* What you are asked to do *
Every line holding the string "this" should be gathered.

Extracts from a graphics dataset
>>>>>

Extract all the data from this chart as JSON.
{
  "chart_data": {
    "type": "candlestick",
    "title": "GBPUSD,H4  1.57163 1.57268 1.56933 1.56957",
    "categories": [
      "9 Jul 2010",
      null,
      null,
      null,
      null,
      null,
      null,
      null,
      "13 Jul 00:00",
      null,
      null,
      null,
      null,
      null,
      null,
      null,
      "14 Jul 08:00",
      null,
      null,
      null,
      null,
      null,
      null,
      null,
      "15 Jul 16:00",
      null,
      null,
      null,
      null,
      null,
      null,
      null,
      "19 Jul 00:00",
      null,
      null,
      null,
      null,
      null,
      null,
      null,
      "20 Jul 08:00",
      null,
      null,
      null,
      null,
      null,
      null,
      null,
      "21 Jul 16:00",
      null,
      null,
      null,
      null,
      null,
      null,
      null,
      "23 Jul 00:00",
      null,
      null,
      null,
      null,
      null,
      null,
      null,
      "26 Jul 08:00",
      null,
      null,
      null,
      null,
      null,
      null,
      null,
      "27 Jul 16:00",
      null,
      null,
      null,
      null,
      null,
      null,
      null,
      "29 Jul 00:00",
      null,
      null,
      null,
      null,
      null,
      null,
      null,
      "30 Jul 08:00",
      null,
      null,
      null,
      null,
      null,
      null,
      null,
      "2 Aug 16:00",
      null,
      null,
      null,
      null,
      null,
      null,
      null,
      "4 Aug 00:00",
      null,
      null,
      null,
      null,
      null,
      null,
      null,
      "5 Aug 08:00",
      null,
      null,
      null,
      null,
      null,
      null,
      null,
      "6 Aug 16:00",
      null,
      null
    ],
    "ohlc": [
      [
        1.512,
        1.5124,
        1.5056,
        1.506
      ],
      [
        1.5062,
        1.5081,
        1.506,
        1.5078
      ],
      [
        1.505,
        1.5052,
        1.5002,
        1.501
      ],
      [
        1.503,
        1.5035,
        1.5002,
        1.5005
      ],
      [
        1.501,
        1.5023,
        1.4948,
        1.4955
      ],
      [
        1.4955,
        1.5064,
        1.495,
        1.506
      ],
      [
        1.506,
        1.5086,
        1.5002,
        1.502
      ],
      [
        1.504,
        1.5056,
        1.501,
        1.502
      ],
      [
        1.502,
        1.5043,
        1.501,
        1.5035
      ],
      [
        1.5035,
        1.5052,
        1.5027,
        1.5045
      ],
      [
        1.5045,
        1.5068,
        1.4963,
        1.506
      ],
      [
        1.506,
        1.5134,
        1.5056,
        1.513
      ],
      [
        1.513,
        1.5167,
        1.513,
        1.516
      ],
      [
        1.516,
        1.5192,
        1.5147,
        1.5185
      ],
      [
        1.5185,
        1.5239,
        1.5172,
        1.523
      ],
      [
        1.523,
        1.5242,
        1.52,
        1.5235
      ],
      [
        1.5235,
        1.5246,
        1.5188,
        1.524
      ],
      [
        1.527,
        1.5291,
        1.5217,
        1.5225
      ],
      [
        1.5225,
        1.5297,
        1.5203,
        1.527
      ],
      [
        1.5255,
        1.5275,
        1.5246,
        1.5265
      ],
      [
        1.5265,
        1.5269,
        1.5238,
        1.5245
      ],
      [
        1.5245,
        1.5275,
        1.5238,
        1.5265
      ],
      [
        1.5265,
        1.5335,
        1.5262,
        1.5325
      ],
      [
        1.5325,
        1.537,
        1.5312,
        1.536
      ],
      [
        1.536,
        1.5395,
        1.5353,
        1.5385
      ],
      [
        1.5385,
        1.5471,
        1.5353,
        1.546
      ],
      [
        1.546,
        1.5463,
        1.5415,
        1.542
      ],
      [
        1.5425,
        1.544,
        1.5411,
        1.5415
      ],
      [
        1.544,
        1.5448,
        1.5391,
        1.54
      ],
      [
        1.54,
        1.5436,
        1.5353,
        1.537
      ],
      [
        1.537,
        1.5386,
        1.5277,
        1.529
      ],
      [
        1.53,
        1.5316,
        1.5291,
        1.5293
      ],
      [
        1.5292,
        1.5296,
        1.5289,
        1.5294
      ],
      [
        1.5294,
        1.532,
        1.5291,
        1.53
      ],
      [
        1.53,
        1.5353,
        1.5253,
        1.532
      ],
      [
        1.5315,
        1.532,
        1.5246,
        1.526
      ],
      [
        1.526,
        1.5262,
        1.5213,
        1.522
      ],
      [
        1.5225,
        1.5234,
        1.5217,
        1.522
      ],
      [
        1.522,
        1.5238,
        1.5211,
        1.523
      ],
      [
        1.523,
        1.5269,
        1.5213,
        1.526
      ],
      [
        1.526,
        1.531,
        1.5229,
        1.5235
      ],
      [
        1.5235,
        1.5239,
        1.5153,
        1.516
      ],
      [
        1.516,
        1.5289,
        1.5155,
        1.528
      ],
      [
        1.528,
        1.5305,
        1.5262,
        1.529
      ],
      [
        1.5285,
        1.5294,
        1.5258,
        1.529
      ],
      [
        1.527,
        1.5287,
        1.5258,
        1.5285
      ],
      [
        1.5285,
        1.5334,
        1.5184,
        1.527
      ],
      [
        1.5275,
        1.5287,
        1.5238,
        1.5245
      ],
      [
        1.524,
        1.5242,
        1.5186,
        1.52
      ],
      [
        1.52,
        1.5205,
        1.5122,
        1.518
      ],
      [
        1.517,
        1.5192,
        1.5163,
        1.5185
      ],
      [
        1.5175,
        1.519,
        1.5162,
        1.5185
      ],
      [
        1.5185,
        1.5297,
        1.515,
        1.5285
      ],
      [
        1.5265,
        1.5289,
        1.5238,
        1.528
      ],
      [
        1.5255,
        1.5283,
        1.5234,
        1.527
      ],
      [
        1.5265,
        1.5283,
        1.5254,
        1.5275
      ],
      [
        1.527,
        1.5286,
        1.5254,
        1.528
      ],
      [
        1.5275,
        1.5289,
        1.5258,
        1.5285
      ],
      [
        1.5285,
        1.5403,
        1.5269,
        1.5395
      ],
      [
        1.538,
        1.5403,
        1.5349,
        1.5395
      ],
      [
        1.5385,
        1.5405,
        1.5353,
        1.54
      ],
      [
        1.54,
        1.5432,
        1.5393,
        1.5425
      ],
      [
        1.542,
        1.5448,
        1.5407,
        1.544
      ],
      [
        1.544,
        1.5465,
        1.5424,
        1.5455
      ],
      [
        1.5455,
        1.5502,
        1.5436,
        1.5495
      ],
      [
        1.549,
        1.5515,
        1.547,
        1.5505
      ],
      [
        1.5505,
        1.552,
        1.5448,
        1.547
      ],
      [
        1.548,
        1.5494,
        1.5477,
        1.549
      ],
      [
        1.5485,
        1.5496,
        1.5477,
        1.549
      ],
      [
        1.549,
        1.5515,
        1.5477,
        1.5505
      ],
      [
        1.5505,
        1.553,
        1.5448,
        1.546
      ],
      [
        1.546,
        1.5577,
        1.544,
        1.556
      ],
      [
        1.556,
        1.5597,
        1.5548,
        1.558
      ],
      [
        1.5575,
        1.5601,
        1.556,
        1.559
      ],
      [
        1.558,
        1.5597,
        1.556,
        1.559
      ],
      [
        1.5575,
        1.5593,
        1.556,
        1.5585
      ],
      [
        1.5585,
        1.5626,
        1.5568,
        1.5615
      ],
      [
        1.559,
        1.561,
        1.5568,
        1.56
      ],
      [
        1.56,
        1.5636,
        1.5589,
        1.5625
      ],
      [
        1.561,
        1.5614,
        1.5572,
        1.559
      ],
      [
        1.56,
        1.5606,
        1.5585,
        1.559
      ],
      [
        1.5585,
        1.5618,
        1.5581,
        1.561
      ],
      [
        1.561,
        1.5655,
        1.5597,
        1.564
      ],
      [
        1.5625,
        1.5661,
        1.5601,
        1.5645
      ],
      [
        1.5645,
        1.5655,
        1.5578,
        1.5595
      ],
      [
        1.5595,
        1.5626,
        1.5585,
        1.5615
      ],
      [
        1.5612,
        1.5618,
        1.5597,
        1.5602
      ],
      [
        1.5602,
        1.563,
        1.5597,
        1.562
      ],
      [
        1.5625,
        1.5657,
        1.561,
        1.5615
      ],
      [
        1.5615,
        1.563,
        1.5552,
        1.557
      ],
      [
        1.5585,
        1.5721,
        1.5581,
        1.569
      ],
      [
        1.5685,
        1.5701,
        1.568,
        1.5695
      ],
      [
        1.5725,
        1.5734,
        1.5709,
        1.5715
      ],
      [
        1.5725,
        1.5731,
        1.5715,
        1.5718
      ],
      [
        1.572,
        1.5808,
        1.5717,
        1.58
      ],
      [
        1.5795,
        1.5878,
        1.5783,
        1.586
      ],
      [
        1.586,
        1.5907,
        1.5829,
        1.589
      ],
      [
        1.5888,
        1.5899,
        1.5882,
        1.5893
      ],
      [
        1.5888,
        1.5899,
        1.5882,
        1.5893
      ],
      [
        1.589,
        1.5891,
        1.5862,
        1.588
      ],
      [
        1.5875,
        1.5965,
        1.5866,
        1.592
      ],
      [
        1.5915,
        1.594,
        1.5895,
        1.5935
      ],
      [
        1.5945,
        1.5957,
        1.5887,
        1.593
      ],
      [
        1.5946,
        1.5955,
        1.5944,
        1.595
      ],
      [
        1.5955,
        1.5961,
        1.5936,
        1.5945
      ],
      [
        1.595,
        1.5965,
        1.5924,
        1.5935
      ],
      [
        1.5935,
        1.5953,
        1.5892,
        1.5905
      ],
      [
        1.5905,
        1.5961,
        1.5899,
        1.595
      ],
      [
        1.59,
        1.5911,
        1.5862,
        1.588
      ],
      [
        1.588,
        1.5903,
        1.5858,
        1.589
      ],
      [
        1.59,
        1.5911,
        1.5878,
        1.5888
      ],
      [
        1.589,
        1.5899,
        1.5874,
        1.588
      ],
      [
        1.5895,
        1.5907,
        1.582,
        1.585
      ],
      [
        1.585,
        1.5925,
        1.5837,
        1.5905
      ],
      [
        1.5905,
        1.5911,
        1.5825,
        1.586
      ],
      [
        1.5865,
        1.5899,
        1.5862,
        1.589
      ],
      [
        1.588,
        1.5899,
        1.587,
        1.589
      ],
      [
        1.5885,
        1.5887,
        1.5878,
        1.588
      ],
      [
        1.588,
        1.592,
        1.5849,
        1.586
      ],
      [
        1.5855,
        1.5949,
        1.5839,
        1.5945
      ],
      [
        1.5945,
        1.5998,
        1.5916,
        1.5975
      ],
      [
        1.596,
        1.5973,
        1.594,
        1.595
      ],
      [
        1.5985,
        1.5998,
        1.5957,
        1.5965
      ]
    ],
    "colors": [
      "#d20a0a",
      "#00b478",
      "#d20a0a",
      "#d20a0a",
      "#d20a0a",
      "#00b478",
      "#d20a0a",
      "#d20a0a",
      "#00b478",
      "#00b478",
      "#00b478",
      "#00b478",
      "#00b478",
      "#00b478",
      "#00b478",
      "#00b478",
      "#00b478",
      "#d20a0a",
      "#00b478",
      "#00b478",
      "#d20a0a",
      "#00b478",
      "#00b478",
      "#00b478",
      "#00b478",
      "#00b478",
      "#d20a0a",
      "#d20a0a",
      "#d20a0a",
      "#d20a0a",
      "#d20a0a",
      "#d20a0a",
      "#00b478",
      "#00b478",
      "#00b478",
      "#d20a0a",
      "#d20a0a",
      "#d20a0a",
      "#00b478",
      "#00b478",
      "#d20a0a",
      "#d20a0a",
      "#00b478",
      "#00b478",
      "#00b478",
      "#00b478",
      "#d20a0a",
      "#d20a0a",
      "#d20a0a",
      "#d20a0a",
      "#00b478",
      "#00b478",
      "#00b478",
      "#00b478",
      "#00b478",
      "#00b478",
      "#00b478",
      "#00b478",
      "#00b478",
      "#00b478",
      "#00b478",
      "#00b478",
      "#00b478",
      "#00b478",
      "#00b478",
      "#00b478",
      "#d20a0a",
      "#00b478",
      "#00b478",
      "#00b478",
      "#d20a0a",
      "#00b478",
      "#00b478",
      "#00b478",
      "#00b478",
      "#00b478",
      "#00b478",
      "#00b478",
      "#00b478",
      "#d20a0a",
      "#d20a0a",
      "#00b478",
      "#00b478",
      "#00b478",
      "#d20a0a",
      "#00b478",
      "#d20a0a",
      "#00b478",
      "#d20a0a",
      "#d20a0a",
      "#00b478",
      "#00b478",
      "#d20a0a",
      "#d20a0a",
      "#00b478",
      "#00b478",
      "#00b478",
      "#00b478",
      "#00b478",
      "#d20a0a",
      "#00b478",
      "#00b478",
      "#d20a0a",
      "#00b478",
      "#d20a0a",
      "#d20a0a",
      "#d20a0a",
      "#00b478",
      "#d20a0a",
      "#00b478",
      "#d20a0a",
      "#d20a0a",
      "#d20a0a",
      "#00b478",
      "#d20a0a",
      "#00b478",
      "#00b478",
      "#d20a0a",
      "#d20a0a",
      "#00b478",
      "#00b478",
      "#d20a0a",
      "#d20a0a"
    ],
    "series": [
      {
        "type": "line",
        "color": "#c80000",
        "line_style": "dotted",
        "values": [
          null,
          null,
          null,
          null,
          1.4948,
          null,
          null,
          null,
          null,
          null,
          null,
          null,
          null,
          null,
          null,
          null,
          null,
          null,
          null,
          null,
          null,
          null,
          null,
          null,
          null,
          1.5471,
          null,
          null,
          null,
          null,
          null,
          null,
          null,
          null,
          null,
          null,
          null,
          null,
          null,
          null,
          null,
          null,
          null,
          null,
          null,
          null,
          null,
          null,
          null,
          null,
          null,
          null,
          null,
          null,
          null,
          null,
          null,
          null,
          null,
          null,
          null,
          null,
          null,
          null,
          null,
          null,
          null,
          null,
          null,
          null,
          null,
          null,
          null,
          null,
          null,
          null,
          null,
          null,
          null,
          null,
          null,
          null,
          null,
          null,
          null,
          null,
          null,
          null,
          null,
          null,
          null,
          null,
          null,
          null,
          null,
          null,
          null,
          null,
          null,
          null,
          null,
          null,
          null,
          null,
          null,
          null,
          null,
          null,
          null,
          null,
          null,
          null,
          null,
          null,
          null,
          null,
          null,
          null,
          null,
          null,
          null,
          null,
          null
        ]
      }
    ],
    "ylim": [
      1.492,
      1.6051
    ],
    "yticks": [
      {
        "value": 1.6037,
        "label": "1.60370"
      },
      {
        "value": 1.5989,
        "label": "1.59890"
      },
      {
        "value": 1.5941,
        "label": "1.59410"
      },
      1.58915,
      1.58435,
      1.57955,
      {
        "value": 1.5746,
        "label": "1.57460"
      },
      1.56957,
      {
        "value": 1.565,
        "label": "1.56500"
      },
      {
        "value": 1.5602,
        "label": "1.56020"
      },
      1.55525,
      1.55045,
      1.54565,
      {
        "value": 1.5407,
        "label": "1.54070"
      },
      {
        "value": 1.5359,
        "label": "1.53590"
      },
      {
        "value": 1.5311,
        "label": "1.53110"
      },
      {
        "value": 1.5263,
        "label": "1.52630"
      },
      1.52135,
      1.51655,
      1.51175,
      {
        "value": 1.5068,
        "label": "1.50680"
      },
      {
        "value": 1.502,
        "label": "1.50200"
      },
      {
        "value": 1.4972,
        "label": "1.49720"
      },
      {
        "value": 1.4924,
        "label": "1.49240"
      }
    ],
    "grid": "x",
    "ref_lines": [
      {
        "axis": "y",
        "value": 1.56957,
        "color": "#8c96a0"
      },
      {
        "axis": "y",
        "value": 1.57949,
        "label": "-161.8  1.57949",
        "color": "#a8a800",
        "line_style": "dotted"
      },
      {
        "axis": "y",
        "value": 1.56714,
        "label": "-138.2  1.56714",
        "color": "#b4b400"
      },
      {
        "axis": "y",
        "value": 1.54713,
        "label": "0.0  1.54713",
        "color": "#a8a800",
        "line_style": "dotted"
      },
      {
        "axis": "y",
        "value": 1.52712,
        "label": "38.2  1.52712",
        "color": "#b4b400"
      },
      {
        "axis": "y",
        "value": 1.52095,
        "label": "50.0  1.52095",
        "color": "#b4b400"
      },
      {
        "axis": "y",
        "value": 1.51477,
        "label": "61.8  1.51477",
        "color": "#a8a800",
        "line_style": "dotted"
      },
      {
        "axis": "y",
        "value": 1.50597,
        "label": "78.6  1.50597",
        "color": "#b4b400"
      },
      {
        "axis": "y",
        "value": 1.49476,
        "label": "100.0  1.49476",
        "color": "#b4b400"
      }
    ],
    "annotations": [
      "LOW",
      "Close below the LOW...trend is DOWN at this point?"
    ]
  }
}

<<<<<

* Written response *
Extract all the data from this chart as JSON.
      "Close below the LOW...trend is DOWN at this point?"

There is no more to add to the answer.